List of tasks
1. In the post about D binary literals, what value does myBin3 have in the current compiler?
2. Please continue the post about D binary literals, starting after its last sentence.
── Supplied text
Yup, that's the issue. Coding the actual behaviour by hand, or doing it with a regular expression, is close to trivial.

> You can also make your parser only
> pick up <binaryDigit> when performing semantic on binary literals, so
> the other stuff is ignored and only serves to enforce syntax.

Pushing it up to the parser is an option in implementation, but I don't see that making the specification easier (it's 3:40 in the morning here, so I am very likely not thinking too clearly about this).

>
> I'd be surprised if there's any D code out there that doesn't fit this
> spec, to be honest.

It's not what I would call best practice, but the following is possible in the current compiler:

> 	auto myBin1 = 0b0011_1101; // Sane
> 	auto myBin2 = 0b_______1; // Trouble, myBin2 == 1
> 	auto myBin3 = 0b____1___; // Trouble, myBin3 == 1

Which means a tools built against the documented spec are going to choke on these weird cases. Personally I would prefer if the more questionable options were not allowed as they potentially defeat the goal of improving clarity. But, that's a breaking change.
────
── Input data
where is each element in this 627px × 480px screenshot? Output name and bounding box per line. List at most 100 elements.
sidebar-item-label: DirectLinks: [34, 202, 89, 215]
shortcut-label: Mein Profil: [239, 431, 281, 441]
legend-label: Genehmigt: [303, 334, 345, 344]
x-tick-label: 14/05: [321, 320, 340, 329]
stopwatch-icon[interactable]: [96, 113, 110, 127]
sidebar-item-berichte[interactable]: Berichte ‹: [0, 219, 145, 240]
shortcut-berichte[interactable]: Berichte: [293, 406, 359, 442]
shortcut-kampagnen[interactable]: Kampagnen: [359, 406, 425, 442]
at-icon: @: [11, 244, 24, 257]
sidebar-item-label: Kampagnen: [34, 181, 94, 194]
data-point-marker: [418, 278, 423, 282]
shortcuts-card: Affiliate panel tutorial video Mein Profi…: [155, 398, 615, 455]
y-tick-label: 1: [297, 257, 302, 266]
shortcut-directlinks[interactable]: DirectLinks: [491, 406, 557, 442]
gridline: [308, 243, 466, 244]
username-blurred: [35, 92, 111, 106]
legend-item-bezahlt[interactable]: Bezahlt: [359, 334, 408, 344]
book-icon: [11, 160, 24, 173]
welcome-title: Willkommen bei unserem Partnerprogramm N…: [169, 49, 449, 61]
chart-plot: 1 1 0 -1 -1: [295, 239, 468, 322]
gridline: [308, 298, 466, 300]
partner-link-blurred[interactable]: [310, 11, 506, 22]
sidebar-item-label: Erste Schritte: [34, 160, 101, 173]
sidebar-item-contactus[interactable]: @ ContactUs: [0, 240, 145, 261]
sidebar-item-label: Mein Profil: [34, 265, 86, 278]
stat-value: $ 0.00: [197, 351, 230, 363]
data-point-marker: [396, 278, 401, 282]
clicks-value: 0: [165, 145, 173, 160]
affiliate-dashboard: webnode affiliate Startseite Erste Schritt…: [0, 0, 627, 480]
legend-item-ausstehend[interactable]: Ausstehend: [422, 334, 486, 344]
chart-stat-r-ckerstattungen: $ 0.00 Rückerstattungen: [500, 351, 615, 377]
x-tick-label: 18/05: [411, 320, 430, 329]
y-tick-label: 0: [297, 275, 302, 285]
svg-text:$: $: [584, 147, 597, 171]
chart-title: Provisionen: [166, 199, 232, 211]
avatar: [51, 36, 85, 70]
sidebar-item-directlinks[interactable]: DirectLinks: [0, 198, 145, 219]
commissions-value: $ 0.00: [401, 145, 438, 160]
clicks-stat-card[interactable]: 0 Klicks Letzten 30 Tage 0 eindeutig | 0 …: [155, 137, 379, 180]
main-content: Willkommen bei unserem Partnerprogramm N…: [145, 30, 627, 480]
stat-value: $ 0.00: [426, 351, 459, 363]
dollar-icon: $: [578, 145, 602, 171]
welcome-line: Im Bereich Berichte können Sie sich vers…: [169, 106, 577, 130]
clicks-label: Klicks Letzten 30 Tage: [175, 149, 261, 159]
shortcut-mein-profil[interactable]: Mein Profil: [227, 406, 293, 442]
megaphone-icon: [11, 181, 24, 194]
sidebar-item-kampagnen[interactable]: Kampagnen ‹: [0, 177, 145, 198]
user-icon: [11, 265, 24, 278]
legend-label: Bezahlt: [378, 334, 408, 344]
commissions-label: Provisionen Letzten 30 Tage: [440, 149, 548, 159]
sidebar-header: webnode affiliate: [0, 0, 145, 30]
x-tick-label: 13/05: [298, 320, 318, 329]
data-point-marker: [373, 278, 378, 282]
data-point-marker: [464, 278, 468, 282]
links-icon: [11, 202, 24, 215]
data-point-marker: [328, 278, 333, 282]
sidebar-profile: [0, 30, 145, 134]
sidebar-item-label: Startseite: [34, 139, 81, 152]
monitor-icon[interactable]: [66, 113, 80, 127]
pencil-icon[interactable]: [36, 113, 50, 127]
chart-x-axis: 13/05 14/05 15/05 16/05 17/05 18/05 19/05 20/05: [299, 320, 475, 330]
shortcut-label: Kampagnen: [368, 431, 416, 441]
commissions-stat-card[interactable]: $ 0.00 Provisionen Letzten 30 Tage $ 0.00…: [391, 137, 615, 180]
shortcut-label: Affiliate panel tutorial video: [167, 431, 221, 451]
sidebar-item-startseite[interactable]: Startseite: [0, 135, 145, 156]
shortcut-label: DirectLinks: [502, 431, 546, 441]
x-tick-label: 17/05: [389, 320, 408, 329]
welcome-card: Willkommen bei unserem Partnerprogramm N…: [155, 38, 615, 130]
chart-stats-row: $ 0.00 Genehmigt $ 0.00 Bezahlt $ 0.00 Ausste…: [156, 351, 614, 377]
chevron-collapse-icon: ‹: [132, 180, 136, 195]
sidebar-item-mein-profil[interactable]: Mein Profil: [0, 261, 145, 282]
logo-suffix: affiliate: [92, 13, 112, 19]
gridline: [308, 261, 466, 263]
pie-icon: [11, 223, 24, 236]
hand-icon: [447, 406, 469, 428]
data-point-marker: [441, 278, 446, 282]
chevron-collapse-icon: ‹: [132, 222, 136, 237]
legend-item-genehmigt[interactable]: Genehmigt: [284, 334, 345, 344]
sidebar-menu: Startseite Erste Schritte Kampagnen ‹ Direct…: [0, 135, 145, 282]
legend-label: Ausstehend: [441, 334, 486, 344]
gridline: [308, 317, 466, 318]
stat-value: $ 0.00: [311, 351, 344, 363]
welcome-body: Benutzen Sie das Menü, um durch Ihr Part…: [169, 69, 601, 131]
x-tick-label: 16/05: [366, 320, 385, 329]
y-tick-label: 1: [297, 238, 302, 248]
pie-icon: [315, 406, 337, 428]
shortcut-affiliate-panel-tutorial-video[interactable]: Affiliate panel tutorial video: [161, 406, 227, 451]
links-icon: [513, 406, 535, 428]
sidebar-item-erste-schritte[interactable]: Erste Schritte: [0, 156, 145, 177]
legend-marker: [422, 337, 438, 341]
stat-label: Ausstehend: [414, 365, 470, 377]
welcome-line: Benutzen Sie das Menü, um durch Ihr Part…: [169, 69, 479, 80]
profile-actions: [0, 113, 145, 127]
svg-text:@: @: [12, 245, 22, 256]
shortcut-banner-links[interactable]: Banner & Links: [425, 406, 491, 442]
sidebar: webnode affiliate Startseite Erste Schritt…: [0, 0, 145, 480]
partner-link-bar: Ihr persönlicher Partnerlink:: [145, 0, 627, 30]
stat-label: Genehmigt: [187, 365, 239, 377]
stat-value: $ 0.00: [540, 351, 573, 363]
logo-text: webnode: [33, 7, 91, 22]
────
Expected results
1. 1

2.
>
> But if you want to accept "strange" literals like 0b__1__, you could do
> something like:
>
> <binaryLiteral> ::= "0b" <underscoreBinaryDigits> <binaryDigit> <underscoreBinaryDigits>
>
> <underscoreBinaryDigits> ::= "_"
> 		| "_" <underscoreBinaryDigits>
> 		| <binaryDigit>
> 		| <binaryDigit> <underscoreBinaryDigits>
> 		| ""
>
> <binaryDigit> ::= "0"
> 		| "1"
>
> The odd form of the rule for <binaryLiteral> is to ensure that there's
> at least one binary digit in the string, whereas
> <underscoreBinaryDigits> is just a wildcard anything-goes rule that
> takes any combination of 0, 1, and _, including the empty string.
>

The rule that matches the DMD compiler is actually very easy to do in ANTLR4, i.e.

BinaryLiteral   : '0b' [_01]* [01] [_01]* ;


I'm a bit too tired to fully pay attention, but it seems you are saying that "0b" (no additional numbers) should match, which I believe it should not (although I admit to not testing this). If it does then I would consider that a bug.

It's not a problem implementing the rule, I am more concerned with documenting it in a clear and unambiguous way so that people building tools from it can get it right. BNF isn't always the easiest way to do so, but it's what being used.